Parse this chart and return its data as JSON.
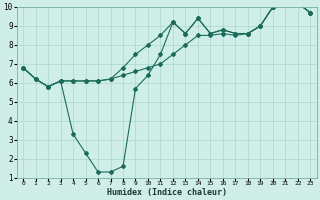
{
  "title": "",
  "xlabel": "Humidex (Indice chaleur)",
  "xlim": [
    -0.5,
    23.5
  ],
  "ylim": [
    1,
    10
  ],
  "xticks": [
    0,
    1,
    2,
    3,
    4,
    5,
    6,
    7,
    8,
    9,
    10,
    11,
    12,
    13,
    14,
    15,
    16,
    17,
    18,
    19,
    20,
    21,
    22,
    23
  ],
  "yticks": [
    1,
    2,
    3,
    4,
    5,
    6,
    7,
    8,
    9,
    10
  ],
  "bg_color": "#d0eee8",
  "line_color": "#1a6b5a",
  "grid_color": "#a8d8ce",
  "line1_x": [
    0,
    1,
    2,
    3,
    4,
    5,
    6,
    7,
    8,
    9,
    10,
    11,
    12,
    13,
    14,
    15,
    16,
    17,
    18,
    19,
    20,
    21,
    22,
    23
  ],
  "line1_y": [
    6.8,
    6.2,
    5.8,
    6.1,
    3.3,
    2.3,
    1.3,
    1.3,
    1.6,
    5.7,
    6.4,
    7.5,
    9.2,
    8.6,
    9.4,
    8.6,
    8.8,
    8.6,
    8.6,
    9.0,
    10.0,
    10.2,
    10.2,
    9.7
  ],
  "line2_x": [
    0,
    1,
    2,
    3,
    4,
    5,
    6,
    7,
    8,
    9,
    10,
    11,
    12,
    13,
    14,
    15,
    16,
    17,
    18,
    19,
    20,
    21,
    22,
    23
  ],
  "line2_y": [
    6.8,
    6.2,
    5.8,
    6.1,
    6.1,
    6.1,
    6.1,
    6.2,
    6.4,
    6.6,
    6.8,
    7.0,
    7.5,
    8.0,
    8.5,
    8.5,
    8.6,
    8.5,
    8.6,
    9.0,
    10.0,
    10.2,
    10.2,
    9.7
  ],
  "line3_x": [
    0,
    1,
    2,
    3,
    4,
    5,
    6,
    7,
    8,
    9,
    10,
    11,
    12,
    13,
    14,
    15,
    16,
    17,
    18,
    19,
    20,
    21,
    22,
    23
  ],
  "line3_y": [
    6.8,
    6.2,
    5.8,
    6.1,
    6.1,
    6.1,
    6.1,
    6.2,
    6.8,
    7.5,
    8.0,
    8.5,
    9.2,
    8.6,
    9.4,
    8.6,
    8.8,
    8.6,
    8.6,
    9.0,
    10.0,
    10.2,
    10.2,
    9.7
  ]
}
++++++++
Reproduce the records verbatim, omitting all images they contain.

Parse this chart and return its data as JSON.
{
  "title": "",
  "xlabel": "Humidex (Indice chaleur)",
  "xlim": [
    -0.5,
    23.5
  ],
  "ylim": [
    1,
    10
  ],
  "xticks": [
    0,
    1,
    2,
    3,
    4,
    5,
    6,
    7,
    8,
    9,
    10,
    11,
    12,
    13,
    14,
    15,
    16,
    17,
    18,
    19,
    20,
    21,
    22,
    23
  ],
  "yticks": [
    1,
    2,
    3,
    4,
    5,
    6,
    7,
    8,
    9,
    10
  ],
  "bg_color": "#d0eee8",
  "line_color": "#1a6b5a",
  "grid_color": "#a8d8ce",
  "line1_x": [
    0,
    1,
    2,
    3,
    4,
    5,
    6,
    7,
    8,
    9,
    10,
    11,
    12,
    13,
    14,
    15,
    16,
    17,
    18,
    19,
    20,
    21,
    22,
    23
  ],
  "line1_y": [
    6.8,
    6.2,
    5.8,
    6.1,
    3.3,
    2.3,
    1.3,
    1.3,
    1.6,
    5.7,
    6.4,
    7.5,
    9.2,
    8.6,
    9.4,
    8.6,
    8.8,
    8.6,
    8.6,
    9.0,
    10.0,
    10.2,
    10.2,
    9.7
  ],
  "line2_x": [
    0,
    1,
    2,
    3,
    4,
    5,
    6,
    7,
    8,
    9,
    10,
    11,
    12,
    13,
    14,
    15,
    16,
    17,
    18,
    19,
    20,
    21,
    22,
    23
  ],
  "line2_y": [
    6.8,
    6.2,
    5.8,
    6.1,
    6.1,
    6.1,
    6.1,
    6.2,
    6.4,
    6.6,
    6.8,
    7.0,
    7.5,
    8.0,
    8.5,
    8.5,
    8.6,
    8.5,
    8.6,
    9.0,
    10.0,
    10.2,
    10.2,
    9.7
  ],
  "line3_x": [
    0,
    1,
    2,
    3,
    4,
    5,
    6,
    7,
    8,
    9,
    10,
    11,
    12,
    13,
    14,
    15,
    16,
    17,
    18,
    19,
    20,
    21,
    22,
    23
  ],
  "line3_y": [
    6.8,
    6.2,
    5.8,
    6.1,
    6.1,
    6.1,
    6.1,
    6.2,
    6.8,
    7.5,
    8.0,
    8.5,
    9.2,
    8.6,
    9.4,
    8.6,
    8.8,
    8.6,
    8.6,
    9.0,
    10.0,
    10.2,
    10.2,
    9.7
  ]
}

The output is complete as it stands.